◆ **EXERCISE TASK**:
Locate every line that holds the string "heights" and copy it.

◆ **RECORD SET**:
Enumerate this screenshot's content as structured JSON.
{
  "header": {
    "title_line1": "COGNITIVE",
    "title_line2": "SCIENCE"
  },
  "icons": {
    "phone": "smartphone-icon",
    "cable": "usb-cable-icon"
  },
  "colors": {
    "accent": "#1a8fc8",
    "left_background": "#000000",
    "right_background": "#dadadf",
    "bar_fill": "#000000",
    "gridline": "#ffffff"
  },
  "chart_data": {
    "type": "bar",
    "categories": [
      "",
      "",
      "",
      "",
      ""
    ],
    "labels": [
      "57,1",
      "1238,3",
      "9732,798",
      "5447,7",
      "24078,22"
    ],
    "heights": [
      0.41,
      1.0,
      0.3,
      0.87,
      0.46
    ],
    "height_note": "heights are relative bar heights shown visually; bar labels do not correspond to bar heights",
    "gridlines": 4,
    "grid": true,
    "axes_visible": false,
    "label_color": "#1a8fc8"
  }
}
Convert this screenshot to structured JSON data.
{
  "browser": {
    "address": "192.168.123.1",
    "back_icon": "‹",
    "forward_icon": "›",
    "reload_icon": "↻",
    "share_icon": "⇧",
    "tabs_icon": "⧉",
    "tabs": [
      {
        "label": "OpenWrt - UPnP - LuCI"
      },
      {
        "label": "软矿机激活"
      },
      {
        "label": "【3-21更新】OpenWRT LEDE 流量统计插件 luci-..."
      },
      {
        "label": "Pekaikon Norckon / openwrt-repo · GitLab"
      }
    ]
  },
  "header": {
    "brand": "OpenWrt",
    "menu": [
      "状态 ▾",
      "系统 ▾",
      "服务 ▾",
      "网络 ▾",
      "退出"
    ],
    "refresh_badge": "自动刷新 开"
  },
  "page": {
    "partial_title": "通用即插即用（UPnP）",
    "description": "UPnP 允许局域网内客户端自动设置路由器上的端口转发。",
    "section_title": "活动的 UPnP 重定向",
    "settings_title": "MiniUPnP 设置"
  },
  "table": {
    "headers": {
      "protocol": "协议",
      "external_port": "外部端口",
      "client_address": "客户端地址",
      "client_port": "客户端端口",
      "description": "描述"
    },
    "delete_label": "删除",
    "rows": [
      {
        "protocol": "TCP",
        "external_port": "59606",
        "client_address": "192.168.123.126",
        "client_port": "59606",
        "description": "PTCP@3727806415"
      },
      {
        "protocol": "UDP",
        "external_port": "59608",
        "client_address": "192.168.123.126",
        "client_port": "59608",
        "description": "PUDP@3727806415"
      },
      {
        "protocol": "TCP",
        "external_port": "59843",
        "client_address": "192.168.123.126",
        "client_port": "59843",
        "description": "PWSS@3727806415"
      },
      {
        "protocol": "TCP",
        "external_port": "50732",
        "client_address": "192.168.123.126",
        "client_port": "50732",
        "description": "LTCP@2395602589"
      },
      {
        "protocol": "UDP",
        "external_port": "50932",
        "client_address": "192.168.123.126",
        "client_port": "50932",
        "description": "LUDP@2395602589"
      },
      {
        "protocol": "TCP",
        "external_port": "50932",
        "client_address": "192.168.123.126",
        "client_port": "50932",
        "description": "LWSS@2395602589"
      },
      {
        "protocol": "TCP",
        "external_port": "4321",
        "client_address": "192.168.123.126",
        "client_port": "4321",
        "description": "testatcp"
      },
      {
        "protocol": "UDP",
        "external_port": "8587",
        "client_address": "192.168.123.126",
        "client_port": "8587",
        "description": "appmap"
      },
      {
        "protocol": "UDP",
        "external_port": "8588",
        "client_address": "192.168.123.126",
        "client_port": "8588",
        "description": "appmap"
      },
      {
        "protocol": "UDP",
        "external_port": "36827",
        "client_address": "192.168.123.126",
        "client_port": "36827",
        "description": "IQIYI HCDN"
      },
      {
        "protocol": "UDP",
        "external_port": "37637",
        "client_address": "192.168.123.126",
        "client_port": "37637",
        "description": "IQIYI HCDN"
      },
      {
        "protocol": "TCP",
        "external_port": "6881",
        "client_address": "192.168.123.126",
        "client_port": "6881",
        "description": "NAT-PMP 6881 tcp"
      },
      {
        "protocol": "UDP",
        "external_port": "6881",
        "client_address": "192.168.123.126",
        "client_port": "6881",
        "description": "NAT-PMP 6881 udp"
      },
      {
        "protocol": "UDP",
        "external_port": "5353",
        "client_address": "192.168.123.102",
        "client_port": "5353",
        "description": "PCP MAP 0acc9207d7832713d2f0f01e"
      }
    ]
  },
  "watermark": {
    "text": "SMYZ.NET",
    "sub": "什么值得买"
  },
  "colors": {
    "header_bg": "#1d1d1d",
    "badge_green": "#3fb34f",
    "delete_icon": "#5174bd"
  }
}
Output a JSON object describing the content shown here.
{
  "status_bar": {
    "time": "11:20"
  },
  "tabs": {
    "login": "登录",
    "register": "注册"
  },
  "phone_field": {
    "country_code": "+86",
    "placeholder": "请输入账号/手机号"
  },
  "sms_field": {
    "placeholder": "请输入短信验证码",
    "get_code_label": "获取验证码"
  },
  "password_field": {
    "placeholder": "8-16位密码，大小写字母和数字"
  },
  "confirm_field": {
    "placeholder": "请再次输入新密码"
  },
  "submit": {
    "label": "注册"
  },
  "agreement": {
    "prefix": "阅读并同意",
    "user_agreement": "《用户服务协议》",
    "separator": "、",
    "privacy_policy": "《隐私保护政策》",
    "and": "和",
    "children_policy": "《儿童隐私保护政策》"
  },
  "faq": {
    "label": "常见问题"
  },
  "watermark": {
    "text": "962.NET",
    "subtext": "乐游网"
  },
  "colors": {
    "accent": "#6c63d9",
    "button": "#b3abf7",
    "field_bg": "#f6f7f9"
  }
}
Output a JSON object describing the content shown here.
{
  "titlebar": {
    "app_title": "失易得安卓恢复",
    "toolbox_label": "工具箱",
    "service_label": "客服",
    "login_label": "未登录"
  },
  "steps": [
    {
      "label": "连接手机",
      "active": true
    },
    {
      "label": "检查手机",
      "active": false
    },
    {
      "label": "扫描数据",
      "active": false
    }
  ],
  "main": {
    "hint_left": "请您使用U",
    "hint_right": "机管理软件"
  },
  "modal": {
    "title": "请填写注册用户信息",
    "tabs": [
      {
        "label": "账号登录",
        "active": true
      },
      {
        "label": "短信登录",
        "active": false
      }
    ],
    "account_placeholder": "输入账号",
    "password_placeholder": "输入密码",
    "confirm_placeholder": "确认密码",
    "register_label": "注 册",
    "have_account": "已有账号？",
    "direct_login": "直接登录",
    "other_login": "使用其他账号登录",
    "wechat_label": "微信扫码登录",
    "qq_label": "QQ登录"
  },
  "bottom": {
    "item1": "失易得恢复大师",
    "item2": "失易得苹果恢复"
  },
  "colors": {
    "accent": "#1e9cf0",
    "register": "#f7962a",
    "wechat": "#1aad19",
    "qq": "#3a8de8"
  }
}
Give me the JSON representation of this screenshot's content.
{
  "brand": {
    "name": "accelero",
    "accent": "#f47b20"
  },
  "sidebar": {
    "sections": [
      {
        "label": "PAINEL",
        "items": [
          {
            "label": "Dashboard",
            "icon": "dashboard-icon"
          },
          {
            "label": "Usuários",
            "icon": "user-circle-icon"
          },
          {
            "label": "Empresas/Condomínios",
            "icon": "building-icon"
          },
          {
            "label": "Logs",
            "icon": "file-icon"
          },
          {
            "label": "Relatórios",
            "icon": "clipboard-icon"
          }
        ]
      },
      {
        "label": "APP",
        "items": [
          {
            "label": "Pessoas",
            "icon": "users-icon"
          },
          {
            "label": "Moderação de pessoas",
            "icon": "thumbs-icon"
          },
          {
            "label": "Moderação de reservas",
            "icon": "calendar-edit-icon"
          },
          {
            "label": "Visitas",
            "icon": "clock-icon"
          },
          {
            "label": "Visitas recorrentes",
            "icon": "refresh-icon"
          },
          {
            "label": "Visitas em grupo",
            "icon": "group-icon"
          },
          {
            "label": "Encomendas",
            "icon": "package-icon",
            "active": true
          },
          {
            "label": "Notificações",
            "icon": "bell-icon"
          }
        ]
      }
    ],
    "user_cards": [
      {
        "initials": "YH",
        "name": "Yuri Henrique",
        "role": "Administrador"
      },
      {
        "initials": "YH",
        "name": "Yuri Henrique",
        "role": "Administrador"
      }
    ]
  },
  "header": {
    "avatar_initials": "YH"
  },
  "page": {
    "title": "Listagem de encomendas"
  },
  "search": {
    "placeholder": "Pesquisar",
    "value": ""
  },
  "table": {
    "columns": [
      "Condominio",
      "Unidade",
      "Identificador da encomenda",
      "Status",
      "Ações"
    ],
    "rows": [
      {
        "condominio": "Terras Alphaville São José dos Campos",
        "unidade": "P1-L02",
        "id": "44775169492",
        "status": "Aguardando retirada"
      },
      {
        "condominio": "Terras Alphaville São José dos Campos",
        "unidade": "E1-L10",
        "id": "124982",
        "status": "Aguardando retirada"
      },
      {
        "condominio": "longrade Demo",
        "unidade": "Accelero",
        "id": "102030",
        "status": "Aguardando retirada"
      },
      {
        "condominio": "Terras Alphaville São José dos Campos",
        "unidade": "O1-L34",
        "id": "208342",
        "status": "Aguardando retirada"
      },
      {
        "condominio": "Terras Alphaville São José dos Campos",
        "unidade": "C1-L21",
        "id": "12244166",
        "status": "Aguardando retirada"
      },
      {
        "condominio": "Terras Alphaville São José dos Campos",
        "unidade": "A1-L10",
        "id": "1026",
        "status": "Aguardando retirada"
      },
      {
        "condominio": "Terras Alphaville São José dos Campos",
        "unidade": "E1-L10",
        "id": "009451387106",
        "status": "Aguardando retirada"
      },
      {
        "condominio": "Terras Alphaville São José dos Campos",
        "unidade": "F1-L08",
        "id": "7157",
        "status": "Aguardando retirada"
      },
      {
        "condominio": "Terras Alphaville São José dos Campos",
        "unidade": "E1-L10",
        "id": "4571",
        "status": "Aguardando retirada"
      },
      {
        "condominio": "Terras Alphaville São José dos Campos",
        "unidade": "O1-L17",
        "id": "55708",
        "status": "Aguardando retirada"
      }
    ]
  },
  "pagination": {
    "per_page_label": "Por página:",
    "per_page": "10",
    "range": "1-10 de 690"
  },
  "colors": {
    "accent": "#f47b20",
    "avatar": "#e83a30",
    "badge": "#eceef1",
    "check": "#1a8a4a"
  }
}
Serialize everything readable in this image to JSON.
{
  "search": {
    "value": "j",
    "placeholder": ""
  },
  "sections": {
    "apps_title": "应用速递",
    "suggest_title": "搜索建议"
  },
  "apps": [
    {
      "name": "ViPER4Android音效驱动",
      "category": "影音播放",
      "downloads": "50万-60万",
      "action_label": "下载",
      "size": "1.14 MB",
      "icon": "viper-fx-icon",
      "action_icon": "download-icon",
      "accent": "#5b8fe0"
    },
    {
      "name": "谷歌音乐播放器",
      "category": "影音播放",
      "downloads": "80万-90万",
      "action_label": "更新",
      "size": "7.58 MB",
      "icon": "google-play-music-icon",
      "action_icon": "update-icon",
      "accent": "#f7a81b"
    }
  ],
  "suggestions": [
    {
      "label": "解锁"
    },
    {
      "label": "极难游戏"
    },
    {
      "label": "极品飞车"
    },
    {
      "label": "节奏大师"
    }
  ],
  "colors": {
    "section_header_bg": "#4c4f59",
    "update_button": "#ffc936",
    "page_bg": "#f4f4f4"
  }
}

◆ **EXERCISE SOLUTION**:
    "heights": [
    "height_note": "heights are relative bar heights shown visually; bar labels do not correspond to bar heights",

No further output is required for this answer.